» **Excerpted passage**
****************
Preclinical Evaluation of NHS-Activated Gold Nanoparticles Functionalized with Bombesin or Neurotensin-Like Peptides for Targeting Colon and Prostate Tumours

Recent advances and large-scale use of hybrid imaging modalities like PET-CT have led to the necessity of improving nano-drug carriers that can facilitate both functional and metabolic screening in nuclear medicine applications. In this study, we focused on the evaluation of four potential imaging nanoparticle structures labelled with the ⁶⁸Ga positron emitter. For this purpose, we functionalized NHS-activated PEG-gold nanoparticles with ⁶⁸Ga-DOTA-Neuromedin B, ⁶⁸Ga-DOTA-PEG(4)-BBN(7-14), ⁶⁸Ga-DOTA-NT and ⁶⁸Ga-DOTA-Neuromedin N. In vitro binding kinetics and specific binding to human HT-29 colon carcinoma cells and DU-145 prostate carcinoma cells respectively were assessed, over 75% retention being obtained in the case of ⁶⁸Ga-DOTA-PEG(4)-BBN(7-14)-AuNP in prostate tumour cells and over 50% in colon carcinoma cells. Biodistribution in NU/J mice highlighted a three-fold uptake increase in tumours at 30 min post-injection of ⁶⁸Ga-DOTA-NT-AuNP and ⁶⁸Ga-DOTA-PEG(4)-BBN(7-14)-AuNP compared to ⁶⁸Ga-DOTA-NT and ⁶⁸Ga-DOTA-PEG(4)-BBN(7-14) respectively, therewith fast distribution in prostate and colon tumours and minimum accumulation in non-targeted tissues.
****************
Dataset entries:
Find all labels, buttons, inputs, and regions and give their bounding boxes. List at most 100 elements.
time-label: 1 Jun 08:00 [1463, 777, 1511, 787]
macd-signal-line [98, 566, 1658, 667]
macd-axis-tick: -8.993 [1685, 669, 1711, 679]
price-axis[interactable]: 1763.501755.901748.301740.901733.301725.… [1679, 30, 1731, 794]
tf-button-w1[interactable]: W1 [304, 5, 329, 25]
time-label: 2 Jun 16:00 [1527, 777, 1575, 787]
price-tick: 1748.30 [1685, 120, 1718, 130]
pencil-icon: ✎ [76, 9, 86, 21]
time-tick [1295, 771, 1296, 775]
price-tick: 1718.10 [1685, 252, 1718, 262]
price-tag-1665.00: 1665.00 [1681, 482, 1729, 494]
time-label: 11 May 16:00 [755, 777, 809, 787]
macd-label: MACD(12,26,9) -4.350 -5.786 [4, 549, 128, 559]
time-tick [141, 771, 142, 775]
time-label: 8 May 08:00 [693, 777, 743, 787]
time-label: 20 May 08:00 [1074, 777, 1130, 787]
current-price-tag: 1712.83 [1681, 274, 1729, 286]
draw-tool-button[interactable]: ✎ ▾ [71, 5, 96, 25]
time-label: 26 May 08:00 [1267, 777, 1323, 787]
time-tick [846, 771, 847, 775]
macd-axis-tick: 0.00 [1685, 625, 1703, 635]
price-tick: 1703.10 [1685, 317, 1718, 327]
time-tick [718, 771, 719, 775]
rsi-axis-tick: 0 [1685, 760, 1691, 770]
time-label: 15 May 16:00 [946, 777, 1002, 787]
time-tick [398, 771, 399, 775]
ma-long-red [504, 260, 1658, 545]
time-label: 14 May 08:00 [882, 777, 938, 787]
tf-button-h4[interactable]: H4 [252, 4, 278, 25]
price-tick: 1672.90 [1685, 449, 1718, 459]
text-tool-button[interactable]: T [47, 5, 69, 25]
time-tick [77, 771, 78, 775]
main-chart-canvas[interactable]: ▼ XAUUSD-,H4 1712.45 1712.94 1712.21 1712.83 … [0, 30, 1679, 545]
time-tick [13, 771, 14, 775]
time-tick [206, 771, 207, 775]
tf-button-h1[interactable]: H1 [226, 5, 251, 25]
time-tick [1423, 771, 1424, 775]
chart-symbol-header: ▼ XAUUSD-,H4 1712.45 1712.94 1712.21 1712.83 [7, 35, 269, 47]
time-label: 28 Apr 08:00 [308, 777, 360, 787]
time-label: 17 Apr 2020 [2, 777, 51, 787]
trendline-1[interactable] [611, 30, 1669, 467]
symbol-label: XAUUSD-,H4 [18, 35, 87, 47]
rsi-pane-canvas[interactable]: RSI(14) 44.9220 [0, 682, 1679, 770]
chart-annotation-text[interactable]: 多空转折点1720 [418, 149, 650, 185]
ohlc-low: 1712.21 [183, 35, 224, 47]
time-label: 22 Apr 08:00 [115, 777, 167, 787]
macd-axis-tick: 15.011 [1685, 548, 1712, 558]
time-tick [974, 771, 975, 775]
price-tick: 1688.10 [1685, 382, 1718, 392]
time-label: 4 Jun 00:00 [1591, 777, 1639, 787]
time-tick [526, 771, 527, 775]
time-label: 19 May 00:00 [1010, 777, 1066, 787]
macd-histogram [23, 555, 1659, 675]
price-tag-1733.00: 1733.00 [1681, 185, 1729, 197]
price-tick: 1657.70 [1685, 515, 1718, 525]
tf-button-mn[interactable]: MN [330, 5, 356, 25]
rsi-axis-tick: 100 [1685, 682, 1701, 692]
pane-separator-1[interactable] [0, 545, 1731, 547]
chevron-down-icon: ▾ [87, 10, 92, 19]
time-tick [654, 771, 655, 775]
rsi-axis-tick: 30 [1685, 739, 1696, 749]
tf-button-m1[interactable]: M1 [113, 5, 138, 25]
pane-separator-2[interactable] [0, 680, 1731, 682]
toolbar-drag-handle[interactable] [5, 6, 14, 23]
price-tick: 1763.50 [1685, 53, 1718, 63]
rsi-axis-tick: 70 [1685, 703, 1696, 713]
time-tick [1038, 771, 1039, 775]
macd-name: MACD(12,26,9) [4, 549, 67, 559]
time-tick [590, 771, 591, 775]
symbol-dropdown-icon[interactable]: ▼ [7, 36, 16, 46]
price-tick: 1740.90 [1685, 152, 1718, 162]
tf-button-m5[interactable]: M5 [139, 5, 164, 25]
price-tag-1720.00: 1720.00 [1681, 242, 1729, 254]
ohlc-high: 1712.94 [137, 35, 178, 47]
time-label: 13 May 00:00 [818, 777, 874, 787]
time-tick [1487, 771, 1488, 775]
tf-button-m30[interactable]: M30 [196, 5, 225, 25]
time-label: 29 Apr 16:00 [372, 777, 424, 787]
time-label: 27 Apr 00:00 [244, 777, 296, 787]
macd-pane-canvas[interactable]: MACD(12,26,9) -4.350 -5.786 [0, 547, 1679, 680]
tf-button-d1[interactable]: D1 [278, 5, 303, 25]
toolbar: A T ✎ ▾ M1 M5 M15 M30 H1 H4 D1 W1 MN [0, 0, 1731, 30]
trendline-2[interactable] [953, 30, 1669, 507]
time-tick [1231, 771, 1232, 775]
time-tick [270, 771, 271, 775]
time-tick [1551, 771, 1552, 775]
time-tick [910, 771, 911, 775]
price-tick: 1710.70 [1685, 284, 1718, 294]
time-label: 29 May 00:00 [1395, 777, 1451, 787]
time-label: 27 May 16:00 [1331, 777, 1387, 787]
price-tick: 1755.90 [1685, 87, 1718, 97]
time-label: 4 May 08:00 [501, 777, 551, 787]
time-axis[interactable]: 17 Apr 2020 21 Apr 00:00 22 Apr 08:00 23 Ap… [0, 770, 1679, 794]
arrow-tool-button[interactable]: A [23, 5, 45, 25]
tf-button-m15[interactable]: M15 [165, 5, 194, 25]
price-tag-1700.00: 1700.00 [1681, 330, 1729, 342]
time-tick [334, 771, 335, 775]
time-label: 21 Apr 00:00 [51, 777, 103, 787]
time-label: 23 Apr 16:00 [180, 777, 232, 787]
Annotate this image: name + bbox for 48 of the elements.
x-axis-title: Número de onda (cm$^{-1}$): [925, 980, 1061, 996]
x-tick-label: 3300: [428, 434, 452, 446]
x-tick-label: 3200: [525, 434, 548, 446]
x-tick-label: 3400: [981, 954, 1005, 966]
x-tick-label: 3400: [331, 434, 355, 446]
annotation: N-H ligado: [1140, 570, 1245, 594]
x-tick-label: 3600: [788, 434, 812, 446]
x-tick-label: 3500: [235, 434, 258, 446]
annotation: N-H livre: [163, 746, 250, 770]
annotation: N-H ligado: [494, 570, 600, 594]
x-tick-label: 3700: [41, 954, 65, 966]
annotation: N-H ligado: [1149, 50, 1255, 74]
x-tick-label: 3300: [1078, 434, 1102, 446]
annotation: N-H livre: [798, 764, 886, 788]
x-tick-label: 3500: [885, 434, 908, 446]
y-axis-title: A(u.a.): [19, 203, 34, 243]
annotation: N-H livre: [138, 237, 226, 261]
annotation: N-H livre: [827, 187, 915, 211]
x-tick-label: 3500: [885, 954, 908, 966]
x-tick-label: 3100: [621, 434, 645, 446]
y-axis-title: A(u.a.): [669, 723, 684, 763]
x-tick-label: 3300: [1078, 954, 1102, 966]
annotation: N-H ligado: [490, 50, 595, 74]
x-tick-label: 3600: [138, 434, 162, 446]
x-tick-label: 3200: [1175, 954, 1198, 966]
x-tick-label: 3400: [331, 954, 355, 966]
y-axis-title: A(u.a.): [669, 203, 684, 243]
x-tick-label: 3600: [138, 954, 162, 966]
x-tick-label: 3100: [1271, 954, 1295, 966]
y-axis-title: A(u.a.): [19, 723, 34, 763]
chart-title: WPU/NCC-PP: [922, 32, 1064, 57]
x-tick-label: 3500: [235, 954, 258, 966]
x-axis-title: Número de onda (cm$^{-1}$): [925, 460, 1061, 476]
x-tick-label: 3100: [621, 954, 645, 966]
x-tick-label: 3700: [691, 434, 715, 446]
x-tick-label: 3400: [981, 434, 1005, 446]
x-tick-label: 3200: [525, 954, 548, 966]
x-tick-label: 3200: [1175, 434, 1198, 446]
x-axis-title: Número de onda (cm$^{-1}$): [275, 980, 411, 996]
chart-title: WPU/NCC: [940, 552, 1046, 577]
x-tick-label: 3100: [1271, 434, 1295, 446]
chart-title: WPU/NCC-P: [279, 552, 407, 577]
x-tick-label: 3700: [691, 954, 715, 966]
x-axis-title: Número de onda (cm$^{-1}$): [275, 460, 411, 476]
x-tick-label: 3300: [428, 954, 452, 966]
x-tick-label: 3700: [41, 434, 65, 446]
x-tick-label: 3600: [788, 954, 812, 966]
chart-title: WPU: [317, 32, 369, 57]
****************
» **Your assignment**
Answer these questions from the abstract on gold nanoparticles:
(a) Which positron emitter labeled the nanoparticle structures?
(b) Which two human cell lines were used to assess binding in vitro?
(c) In which mice was biodistribution studied?
These lines are separate material and have no connection to the abstract on gold nanoparticles.

» **Solution below**
(a) ⁶⁸Ga
(b) HT-29 colon carcinoma cells and DU-145 prostate carcinoma cells
(c) NU/J mice